» **Passage choisi**:

+---+

C'est un départ
Ça fait longtemps qu'on l'attendait celle-là. Notre premier vrai trek en famille s'est soldé par un succès... avec plusieurs améliorations en vue pour les prochains. Depuis que nous nous sommes posés à Surkhet, les montagnes qui nous entourent ne cessaient de nous murmurer à l'oreille de venir les sillonner. En fait, selon la langue népalaise, nous devrions dire collines ou ''dada'', car les vrais montagnes, on les appellent ''Himal''. Himal, ces montagnes légendaires et glaciers majestueux qui trônent au-dessus des nuages. Pour vous donner un idée, notre colline (mont) Orford, en Estrie, s'élève à 850 m. Les alpes vaudoises atteignent une altitude de 2000-2500 m. Ce premier trek se situait entre 500 et 2600 m.
C'est avec mes collègues d'EDS que ce premier trek allait se dérouler.
Durée du périple : 3 jours
Destination finale :Matela
Altitude maximale: 2600 m
Objectif: Effectuer la remise (handover) officielle des infrastructures sanitaires, d'irrigation et d'eau potable construites avec le support d'EDS et Oxfam GB à la communauté de Matela.
Nombre de participants au trek: 11
Les préparatifs
Ce trek en était un de camping presque sauvage. Nous devions donc amené tente, 4 them-a-rest, linge chaud pour tout le monde et des couches en masse. Nous avons d'ailleurs tergiverser longtemps avant de choisir entre les couches jetables ou lavables, sachant que nous aurions à superviser la disposition de ces dernières pour s'assurer qu'elles soient brulées et non jetées dans la rivière. Finalement, sur tout le lot des jetables amenées, nous en avons seulement laissé 4 derrière nous. Nous les avons presque toutes ramenés pour s'assurer de les bruler nous même...
La nourriture nous serait fournie le long du parcours, nous disait nos collègues. Un sac Lowe Alpine 85 L + 1 sac à dos pour transporter Théo + 1 sac de 50 L pour l'eau et grignotines + 1 petit 30 L pour les autres petits trucs + deux gros morceaux de tissus pour trainer Emma et Naomi sur notre dos ou notre ventre.
Le départ était prévu pour dimanche matin 6 hrs. Nous sommes partis à 7h30.

+---+

» **Matériel présenté**:
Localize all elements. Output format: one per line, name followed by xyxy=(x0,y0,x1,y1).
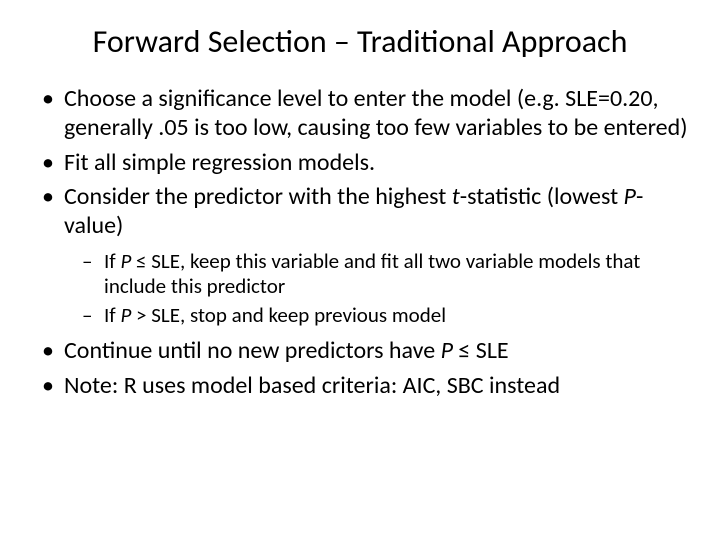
bullet-text: -statistic (lowest xyxy=(460,182,624,211)
bullet-item: Note: R uses model based criteria: AIC, … xyxy=(36,372,690,401)
bullet-item: Continue until no new predictors have P … xyxy=(36,337,690,366)
sub-bullet-text: ≤ SLE, keep this variable and fit all tw… xyxy=(104,248,640,299)
italic-t: t xyxy=(452,182,460,211)
bullet-text: Choose a significance level to enter the… xyxy=(64,84,688,142)
sub-bullet-item: If P > SLE, stop and keep previous model xyxy=(82,303,690,328)
slide: Forward Selection – Traditional Approach… xyxy=(0,0,720,540)
sub-bullet-text: If xyxy=(104,302,120,328)
sub-bullet-text: > SLE, stop and keep previous model xyxy=(131,302,446,328)
italic-p: P xyxy=(120,302,131,328)
bullet-item: Choose a significance level to enter the… xyxy=(36,85,690,143)
sub-bullet-text: If xyxy=(104,248,120,274)
sub-bullet-item: If P ≤ SLE, keep this variable and fit a… xyxy=(82,249,690,299)
slide-title: Forward Selection – Traditional Approach xyxy=(30,22,690,61)
bullet-list: Choose a significance level to enter the… xyxy=(36,85,690,401)
italic-p: P xyxy=(120,248,131,274)
italic-p: P xyxy=(624,182,636,211)
bullet-item: Consider the predictor with the highest … xyxy=(36,183,690,327)
bullet-item: Fit all simple regression models. xyxy=(36,149,690,178)
bullet-text: Note: R uses model based criteria: AIC, … xyxy=(64,371,560,400)
bullet-text: ≤ SLE xyxy=(453,336,509,365)
sub-bullet-list: If P ≤ SLE, keep this variable and fit a… xyxy=(82,249,690,327)
italic-p: P xyxy=(441,336,453,365)
bullet-text: Continue until no new predictors have xyxy=(64,336,441,365)
bullet-text: Fit all simple regression models. xyxy=(64,148,375,177)
bullet-text: Consider the predictor with the highest xyxy=(64,182,452,211)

+---+

» **Tâches**:
• A. Répondez à ces questions sur le récit du trek :
(i) Quelle altitude atteint le mont Orford, en Estrie ?
(ii) Combien de personnes ont participé au trek ?
(iii) À quelle heure le groupe est-il réellement parti ?
• B. Recopiez le passage du récit du trek qui commence aux mots « Durée du périple » et s'arrête après « communauté de Matela. ».
Le matériel présenté n'est pas utile ici.

» **Réponses aux tâches**:
• A.
(i) 850 m
(ii) 11
(iii) À 7h30

• B.
Durée du périple : 3 jours
Destination finale :Matela
Altitude maximale: 2600 m
Objectif: Effectuer la remise (handover) officielle des infrastructures sanitaires, d'irrigation et d'eau potable construites avec le support d'EDS et Oxfam GB à la communauté de Matela.